**Listing**

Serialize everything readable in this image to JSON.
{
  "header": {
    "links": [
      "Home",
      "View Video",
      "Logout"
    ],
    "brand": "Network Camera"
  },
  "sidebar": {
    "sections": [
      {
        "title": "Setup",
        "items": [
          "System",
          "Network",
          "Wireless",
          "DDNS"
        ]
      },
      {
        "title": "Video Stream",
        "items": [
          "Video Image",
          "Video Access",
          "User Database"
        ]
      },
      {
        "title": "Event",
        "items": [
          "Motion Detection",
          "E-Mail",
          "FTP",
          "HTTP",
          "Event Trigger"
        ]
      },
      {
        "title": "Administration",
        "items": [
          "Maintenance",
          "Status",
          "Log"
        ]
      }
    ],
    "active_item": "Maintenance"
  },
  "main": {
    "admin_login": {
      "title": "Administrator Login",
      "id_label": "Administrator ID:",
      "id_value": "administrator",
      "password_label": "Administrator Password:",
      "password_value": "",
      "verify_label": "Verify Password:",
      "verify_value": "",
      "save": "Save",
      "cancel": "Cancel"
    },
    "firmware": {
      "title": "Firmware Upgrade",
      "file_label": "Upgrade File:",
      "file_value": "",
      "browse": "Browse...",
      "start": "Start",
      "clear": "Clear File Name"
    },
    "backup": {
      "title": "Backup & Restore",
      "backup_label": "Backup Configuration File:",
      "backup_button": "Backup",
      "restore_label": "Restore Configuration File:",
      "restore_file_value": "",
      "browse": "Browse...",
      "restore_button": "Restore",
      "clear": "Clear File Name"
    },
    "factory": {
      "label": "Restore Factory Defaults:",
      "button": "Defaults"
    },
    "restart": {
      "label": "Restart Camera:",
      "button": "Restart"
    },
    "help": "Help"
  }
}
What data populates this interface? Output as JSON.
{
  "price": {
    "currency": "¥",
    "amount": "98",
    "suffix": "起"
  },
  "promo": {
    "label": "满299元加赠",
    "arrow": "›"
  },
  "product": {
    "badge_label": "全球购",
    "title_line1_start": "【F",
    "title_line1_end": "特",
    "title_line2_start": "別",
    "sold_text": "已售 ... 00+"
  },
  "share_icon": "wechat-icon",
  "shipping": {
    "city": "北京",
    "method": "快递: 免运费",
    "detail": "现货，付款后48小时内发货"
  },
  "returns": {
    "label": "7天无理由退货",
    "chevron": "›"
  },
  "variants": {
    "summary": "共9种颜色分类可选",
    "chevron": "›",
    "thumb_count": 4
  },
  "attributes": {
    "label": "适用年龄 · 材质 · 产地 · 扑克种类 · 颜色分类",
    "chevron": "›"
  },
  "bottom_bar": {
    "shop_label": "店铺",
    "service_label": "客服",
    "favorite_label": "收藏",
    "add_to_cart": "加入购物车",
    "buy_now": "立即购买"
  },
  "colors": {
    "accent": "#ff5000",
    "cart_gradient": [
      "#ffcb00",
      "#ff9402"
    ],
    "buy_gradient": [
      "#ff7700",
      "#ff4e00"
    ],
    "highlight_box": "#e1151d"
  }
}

==

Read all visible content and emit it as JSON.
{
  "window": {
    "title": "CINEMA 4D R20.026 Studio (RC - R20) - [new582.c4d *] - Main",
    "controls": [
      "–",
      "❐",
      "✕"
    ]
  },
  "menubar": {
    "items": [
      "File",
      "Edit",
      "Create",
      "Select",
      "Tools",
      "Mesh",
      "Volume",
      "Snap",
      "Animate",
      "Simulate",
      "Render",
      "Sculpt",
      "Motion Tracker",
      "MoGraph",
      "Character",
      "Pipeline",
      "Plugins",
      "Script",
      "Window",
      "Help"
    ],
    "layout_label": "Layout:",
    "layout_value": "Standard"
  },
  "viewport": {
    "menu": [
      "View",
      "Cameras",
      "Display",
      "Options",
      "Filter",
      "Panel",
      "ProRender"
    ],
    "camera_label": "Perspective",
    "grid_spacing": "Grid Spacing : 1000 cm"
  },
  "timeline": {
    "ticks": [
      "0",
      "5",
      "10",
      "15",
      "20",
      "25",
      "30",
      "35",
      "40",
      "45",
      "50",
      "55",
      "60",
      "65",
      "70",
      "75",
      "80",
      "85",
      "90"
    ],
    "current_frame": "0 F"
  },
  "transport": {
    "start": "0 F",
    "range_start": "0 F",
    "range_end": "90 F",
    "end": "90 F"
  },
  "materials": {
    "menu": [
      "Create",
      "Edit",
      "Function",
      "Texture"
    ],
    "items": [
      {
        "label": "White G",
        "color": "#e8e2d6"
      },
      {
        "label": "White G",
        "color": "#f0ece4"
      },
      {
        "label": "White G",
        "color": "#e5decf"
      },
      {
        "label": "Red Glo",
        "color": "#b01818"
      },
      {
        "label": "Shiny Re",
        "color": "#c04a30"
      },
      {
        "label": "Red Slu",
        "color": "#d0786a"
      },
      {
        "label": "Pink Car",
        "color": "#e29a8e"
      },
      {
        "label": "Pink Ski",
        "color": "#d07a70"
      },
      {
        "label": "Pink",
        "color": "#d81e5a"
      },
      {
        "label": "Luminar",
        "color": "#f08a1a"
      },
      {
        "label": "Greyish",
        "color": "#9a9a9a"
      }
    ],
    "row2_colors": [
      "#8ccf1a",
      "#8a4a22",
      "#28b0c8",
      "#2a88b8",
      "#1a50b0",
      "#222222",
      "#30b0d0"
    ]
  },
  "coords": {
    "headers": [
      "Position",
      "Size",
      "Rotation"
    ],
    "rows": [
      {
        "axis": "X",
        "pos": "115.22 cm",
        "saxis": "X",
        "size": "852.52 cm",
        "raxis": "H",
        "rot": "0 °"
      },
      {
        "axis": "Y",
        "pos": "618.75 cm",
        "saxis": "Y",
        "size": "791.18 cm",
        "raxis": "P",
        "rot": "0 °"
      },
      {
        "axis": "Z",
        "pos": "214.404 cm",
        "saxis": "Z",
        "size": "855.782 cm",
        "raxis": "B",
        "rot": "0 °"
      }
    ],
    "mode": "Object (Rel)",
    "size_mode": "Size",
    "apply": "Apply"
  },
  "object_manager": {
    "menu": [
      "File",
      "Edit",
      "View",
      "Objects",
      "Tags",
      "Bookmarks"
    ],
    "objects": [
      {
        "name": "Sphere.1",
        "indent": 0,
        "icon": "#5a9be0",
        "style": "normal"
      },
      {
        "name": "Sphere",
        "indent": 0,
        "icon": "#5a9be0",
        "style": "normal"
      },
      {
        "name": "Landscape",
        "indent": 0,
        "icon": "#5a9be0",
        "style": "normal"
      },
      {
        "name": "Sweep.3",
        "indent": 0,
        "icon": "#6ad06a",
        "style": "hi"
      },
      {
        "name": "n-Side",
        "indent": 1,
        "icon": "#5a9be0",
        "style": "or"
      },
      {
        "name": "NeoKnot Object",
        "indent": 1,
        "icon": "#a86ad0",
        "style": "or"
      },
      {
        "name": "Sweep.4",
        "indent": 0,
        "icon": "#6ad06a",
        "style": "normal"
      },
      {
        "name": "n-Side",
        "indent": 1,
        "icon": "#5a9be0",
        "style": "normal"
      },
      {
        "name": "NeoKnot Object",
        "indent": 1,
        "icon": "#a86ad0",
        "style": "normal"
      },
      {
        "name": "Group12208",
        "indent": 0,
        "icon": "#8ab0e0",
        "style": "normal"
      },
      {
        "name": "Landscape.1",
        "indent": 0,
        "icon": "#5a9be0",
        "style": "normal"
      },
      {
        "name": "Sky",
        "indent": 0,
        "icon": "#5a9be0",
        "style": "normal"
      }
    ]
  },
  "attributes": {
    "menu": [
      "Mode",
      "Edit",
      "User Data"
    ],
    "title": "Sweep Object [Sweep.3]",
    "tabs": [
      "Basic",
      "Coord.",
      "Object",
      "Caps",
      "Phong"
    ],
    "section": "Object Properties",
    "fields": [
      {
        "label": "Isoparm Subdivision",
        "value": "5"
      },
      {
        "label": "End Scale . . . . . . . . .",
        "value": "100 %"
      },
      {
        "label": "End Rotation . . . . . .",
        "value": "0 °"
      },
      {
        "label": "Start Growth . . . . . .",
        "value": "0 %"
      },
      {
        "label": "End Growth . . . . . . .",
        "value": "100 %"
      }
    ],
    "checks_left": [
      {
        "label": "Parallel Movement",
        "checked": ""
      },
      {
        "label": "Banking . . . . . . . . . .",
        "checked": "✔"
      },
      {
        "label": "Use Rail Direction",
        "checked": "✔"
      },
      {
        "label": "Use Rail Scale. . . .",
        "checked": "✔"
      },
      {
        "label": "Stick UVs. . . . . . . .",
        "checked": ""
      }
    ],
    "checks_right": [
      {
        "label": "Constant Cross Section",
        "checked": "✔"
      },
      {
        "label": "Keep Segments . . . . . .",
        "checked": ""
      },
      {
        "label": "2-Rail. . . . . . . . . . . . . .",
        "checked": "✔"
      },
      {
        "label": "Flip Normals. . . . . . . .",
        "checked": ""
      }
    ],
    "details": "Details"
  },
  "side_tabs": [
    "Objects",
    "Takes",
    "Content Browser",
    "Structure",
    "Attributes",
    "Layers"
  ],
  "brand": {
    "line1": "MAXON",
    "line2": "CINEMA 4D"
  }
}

==

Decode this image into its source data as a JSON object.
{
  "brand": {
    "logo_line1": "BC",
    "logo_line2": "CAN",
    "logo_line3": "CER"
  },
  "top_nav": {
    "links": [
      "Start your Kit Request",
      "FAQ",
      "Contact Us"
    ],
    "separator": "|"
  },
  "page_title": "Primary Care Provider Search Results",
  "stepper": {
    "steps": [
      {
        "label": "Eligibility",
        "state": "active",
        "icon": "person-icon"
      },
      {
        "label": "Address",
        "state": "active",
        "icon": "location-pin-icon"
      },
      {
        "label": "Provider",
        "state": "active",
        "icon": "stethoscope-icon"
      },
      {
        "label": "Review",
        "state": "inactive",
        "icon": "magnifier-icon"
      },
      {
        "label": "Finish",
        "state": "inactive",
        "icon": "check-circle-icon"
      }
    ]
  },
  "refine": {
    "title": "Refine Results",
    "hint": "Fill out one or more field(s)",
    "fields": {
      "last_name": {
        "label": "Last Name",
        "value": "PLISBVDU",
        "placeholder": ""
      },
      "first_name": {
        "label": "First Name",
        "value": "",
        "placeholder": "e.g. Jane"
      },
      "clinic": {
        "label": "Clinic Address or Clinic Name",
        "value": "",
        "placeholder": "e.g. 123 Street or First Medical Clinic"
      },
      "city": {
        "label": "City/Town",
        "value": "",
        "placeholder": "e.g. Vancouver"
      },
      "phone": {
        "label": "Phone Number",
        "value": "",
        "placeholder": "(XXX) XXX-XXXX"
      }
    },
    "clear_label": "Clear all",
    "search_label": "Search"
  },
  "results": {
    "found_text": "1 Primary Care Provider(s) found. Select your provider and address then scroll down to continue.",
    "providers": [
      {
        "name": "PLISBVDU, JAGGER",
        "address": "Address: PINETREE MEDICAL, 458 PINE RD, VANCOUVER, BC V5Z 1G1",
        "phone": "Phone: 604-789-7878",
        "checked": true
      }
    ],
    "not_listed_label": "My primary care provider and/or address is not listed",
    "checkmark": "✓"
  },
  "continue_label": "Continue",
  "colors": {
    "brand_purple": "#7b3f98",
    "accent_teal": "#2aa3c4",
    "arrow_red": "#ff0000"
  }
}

**Work to complete**
Return all lines containing "Maintenance".

**Written answer**
          "Maintenance",
    "active_item": "Maintenance"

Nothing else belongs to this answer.